#### [Extracted records]

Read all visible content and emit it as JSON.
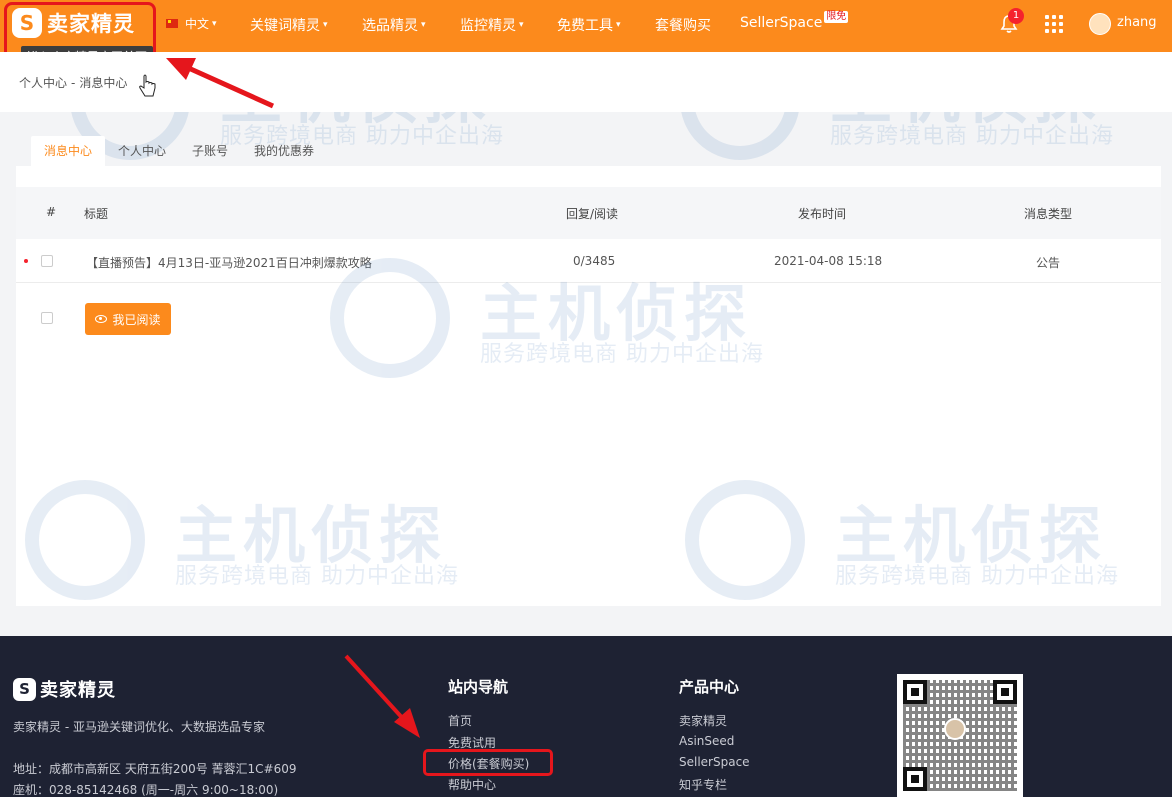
{
  "brand": {
    "name": "卖家精灵",
    "tooltip": "进入卖家精灵官网首页"
  },
  "nav": {
    "language": "中文",
    "items": [
      "关键词精灵",
      "选品精灵",
      "监控精灵",
      "免费工具",
      "套餐购买",
      "SellerSpace"
    ],
    "free_badge": "限免",
    "notification_count": "1",
    "username": "zhang"
  },
  "breadcrumb": {
    "root": "个人中心",
    "sep": "-",
    "current": "消息中心"
  },
  "tabs": [
    "消息中心",
    "个人中心",
    "子账号",
    "我的优惠券"
  ],
  "table": {
    "headers": {
      "index": "#",
      "title": "标题",
      "reply_read": "回复/阅读",
      "publish_time": "发布时间",
      "type": "消息类型"
    },
    "rows": [
      {
        "title": "【直播预告】4月13日-亚马逊2021百日冲刺爆款攻略",
        "reply_read": "0/3485",
        "publish_time": "2021-04-08 15:18",
        "type": "公告"
      }
    ],
    "mark_read_label": "我已阅读"
  },
  "watermark": {
    "title": "主机侦探",
    "subtitle": "服务跨境电商 助力中企出海"
  },
  "footer": {
    "brand": "卖家精灵",
    "tagline": "卖家精灵 - 亚马逊关键词优化、大数据选品专家",
    "address": "地址：成都市高新区 天府五街200号 菁蓉汇1C#609",
    "phone": "座机：028-85142468 (周一-周六 9:00~18:00)",
    "nav_heading": "站内导航",
    "nav_links": [
      "首页",
      "免费试用",
      "价格(套餐购买)",
      "帮助中心"
    ],
    "product_heading": "产品中心",
    "product_links": [
      "卖家精灵",
      "AsinSeed",
      "SellerSpace",
      "知乎专栏"
    ]
  },
  "colors": {
    "accent": "#fc8a1c",
    "annotation_red": "#e5161c",
    "footer_bg": "#1e2233"
  }
}
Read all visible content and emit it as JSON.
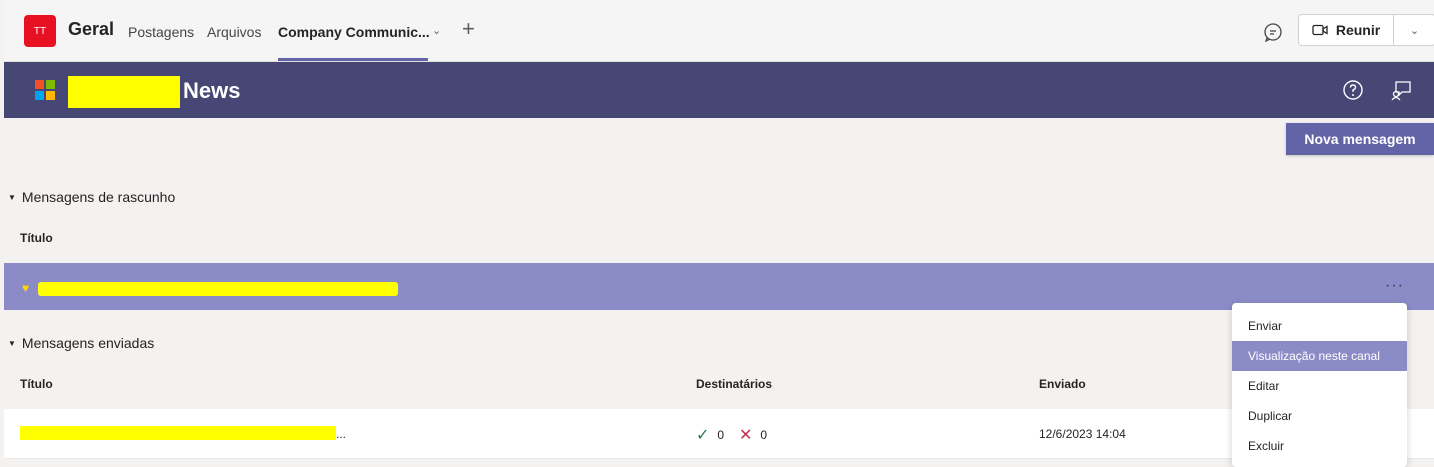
{
  "topbar": {
    "team_initials": "TT",
    "team_name": "Geral",
    "tabs": [
      "Postagens",
      "Arquivos",
      "Company Communic..."
    ],
    "meet_label": "Reunir"
  },
  "app": {
    "title": "News",
    "new_message_label": "Nova mensagem"
  },
  "drafts": {
    "section_label": "Mensagens de rascunho",
    "col_title": "Título"
  },
  "sent": {
    "section_label": "Mensagens enviadas",
    "col_title": "Título",
    "col_recipients": "Destinatários",
    "col_sent": "Enviado",
    "row": {
      "title_suffix": "...",
      "success_count": "0",
      "fail_count": "0",
      "sent_date": "12/6/2023 14:04"
    }
  },
  "context_menu": {
    "items": [
      "Enviar",
      "Visualização neste canal",
      "Editar",
      "Duplicar",
      "Excluir"
    ],
    "active_index": 1
  },
  "colors": {
    "brand": "#6264a7",
    "header": "#464775",
    "selected_row": "#8b8cc7",
    "redaction": "#ffff00"
  }
}
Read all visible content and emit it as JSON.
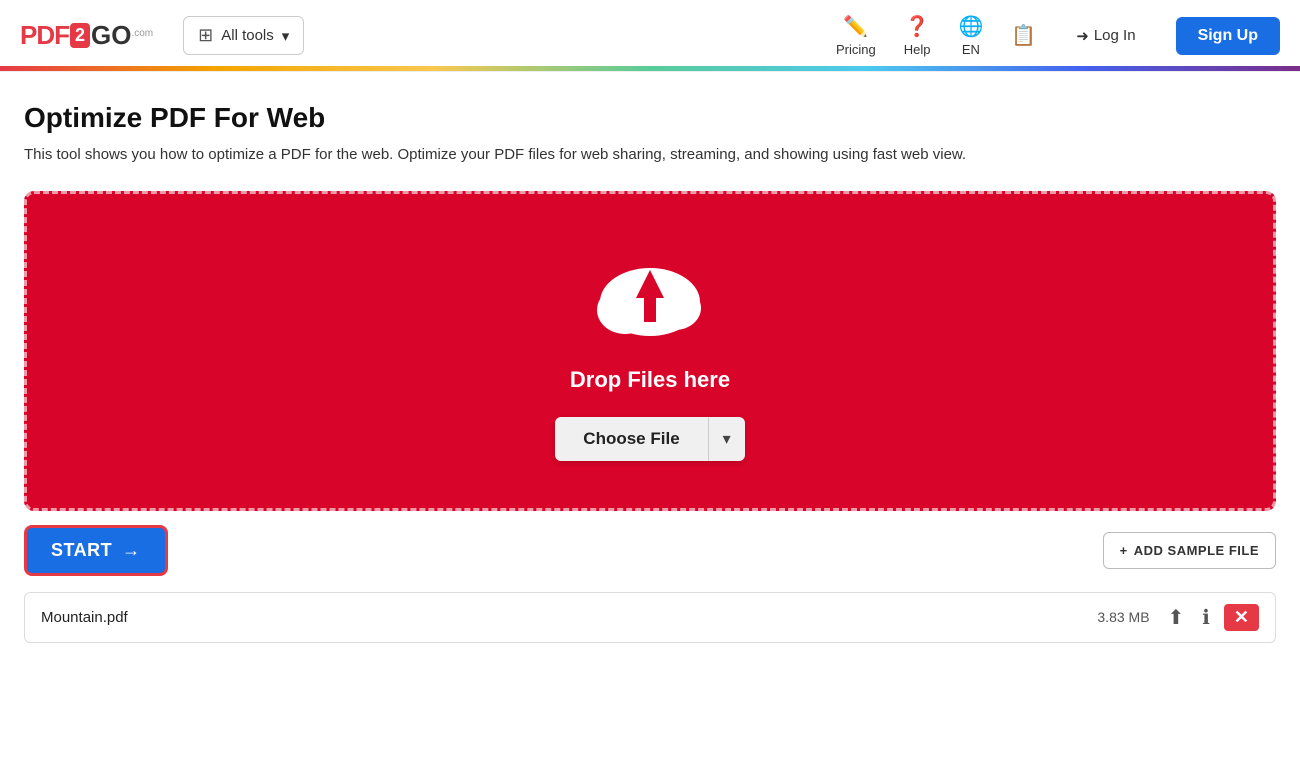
{
  "logo": {
    "part1": "PDF",
    "part2": "2",
    "part3": "GO",
    "com": ".com"
  },
  "header": {
    "all_tools_label": "All tools",
    "pricing_label": "Pricing",
    "help_label": "Help",
    "language_label": "EN",
    "login_label": "Log In",
    "signup_label": "Sign Up"
  },
  "page": {
    "title": "Optimize PDF For Web",
    "description": "This tool shows you how to optimize a PDF for the web. Optimize your PDF files for web sharing, streaming, and showing using fast web view."
  },
  "dropzone": {
    "drop_text": "Drop Files here",
    "choose_file_label": "Choose File",
    "choose_file_arrow": "▾"
  },
  "toolbar": {
    "start_label": "START",
    "start_arrow": "→",
    "add_sample_plus": "+",
    "add_sample_label": "ADD SAMPLE FILE"
  },
  "file": {
    "name": "Mountain.pdf",
    "size": "3.83 MB"
  }
}
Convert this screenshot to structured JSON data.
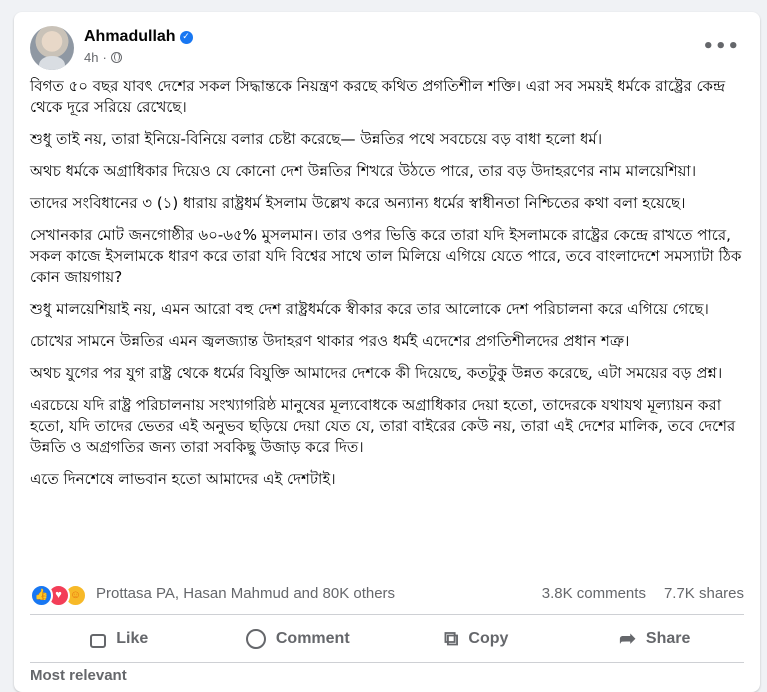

#### [DESCRIPTION OF THE TASK]
Quote each entry above verbatim and drop the pictures.

#### [SOLUTION TO THE PROBLEM]
Read all visible content and emit it as JSON.
{
  "brand": {
    "name": "卖家精灵",
    "tooltip": "进入卖家精灵官网首页"
  },
  "nav": {
    "language": "中文",
    "items": [
      "关键词精灵",
      "选品精灵",
      "监控精灵",
      "免费工具",
      "套餐购买",
      "SellerSpace"
    ],
    "free_badge": "限免",
    "notification_count": "1",
    "username": "zhang"
  },
  "breadcrumb": {
    "root": "个人中心",
    "sep": "-",
    "current": "消息中心"
  },
  "tabs": [
    "消息中心",
    "个人中心",
    "子账号",
    "我的优惠券"
  ],
  "table": {
    "headers": {
      "index": "#",
      "title": "标题",
      "reply_read": "回复/阅读",
      "publish_time": "发布时间",
      "type": "消息类型"
    },
    "rows": [
      {
        "title": "【直播预告】4月13日-亚马逊2021百日冲刺爆款攻略",
        "reply_read": "0/3485",
        "publish_time": "2021-04-08 15:18",
        "type": "公告"
      }
    ],
    "mark_read_label": "我已阅读"
  },
  "watermark": {
    "title": "主机侦探",
    "subtitle": "服务跨境电商 助力中企出海"
  },
  "footer": {
    "brand": "卖家精灵",
    "tagline": "卖家精灵 - 亚马逊关键词优化、大数据选品专家",
    "address": "地址：成都市高新区 天府五街200号 菁蓉汇1C#609",
    "phone": "座机：028-85142468 (周一-周六 9:00~18:00)",
    "nav_heading": "站内导航",
    "nav_links": [
      "首页",
      "免费试用",
      "价格(套餐购买)",
      "帮助中心"
    ],
    "product_heading": "产品中心",
    "product_links": [
      "卖家精灵",
      "AsinSeed",
      "SellerSpace",
      "知乎专栏"
    ]
  },
  "colors": {
    "accent": "#fc8a1c",
    "annotation_red": "#e5161c",
    "footer_bg": "#1e2233"
  }
}
Read all visible content and emit it as JSON.
{
  "topbar": {
    "team_initials": "TT",
    "team_name": "Geral",
    "tabs": [
      "Postagens",
      "Arquivos",
      "Company Communic..."
    ],
    "meet_label": "Reunir"
  },
  "app": {
    "title": "News",
    "new_message_label": "Nova mensagem"
  },
  "drafts": {
    "section_label": "Mensagens de rascunho",
    "col_title": "Título"
  },
  "sent": {
    "section_label": "Mensagens enviadas",
    "col_title": "Título",
    "col_recipients": "Destinatários",
    "col_sent": "Enviado",
    "row": {
      "title_suffix": "...",
      "success_count": "0",
      "fail_count": "0",
      "sent_date": "12/6/2023 14:04"
    }
  },
  "context_menu": {
    "items": [
      "Enviar",
      "Visualização neste canal",
      "Editar",
      "Duplicar",
      "Excluir"
    ],
    "active_index": 1
  },
  "colors": {
    "brand": "#6264a7",
    "header": "#464775",
    "selected_row": "#8b8cc7",
    "redaction": "#ffff00"
  }
}
Read all visible content and emit it as JSON.
{
  "logo": {
    "part1": "PDF",
    "part2": "2",
    "part3": "GO",
    "com": ".com"
  },
  "header": {
    "all_tools_label": "All tools",
    "pricing_label": "Pricing",
    "help_label": "Help",
    "language_label": "EN",
    "login_label": "Log In",
    "signup_label": "Sign Up"
  },
  "page": {
    "title": "Optimize PDF For Web",
    "description": "This tool shows you how to optimize a PDF for the web. Optimize your PDF files for web sharing, streaming, and showing using fast web view."
  },
  "dropzone": {
    "drop_text": "Drop Files here",
    "choose_file_label": "Choose File",
    "choose_file_arrow": "▾"
  },
  "toolbar": {
    "start_label": "START",
    "start_arrow": "→",
    "add_sample_plus": "+",
    "add_sample_label": "ADD SAMPLE FILE"
  },
  "file": {
    "name": "Mountain.pdf",
    "size": "3.83 MB"
  }
}
Convert this screenshot to structured JSON data.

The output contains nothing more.